● TASK STATEMENT: Where a line contains the word "triangle", copy that line in full.
+===+
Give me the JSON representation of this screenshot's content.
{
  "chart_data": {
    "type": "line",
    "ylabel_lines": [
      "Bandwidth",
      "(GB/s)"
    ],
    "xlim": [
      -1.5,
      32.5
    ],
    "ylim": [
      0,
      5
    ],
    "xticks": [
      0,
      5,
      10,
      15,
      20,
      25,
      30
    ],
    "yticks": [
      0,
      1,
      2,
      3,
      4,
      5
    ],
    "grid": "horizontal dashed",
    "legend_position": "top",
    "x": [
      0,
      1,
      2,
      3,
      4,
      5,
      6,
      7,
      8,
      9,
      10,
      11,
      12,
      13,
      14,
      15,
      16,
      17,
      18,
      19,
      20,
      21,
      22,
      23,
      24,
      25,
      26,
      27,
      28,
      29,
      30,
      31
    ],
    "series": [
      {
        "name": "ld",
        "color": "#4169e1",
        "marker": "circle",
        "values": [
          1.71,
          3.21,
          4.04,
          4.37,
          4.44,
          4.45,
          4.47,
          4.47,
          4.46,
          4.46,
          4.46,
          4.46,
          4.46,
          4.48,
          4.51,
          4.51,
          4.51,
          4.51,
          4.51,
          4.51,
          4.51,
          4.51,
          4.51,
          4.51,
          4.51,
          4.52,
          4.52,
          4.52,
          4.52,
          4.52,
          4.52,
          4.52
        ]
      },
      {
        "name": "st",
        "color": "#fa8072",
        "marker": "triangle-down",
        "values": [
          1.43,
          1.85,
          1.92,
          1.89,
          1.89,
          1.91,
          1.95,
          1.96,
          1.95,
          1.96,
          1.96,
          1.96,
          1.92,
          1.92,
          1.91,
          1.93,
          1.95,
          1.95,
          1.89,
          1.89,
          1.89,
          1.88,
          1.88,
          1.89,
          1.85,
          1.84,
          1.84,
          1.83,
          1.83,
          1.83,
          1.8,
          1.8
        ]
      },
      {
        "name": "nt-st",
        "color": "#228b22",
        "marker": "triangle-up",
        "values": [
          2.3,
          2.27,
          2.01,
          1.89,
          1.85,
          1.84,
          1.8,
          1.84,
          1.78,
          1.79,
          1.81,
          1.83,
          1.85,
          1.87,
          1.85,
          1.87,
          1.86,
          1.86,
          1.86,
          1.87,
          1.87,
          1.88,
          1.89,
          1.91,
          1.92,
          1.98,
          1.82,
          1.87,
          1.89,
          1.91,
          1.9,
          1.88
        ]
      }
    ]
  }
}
+===+
● RESULT OF THIS TASK:
        "marker": "triangle-down",
        "marker": "triangle-up",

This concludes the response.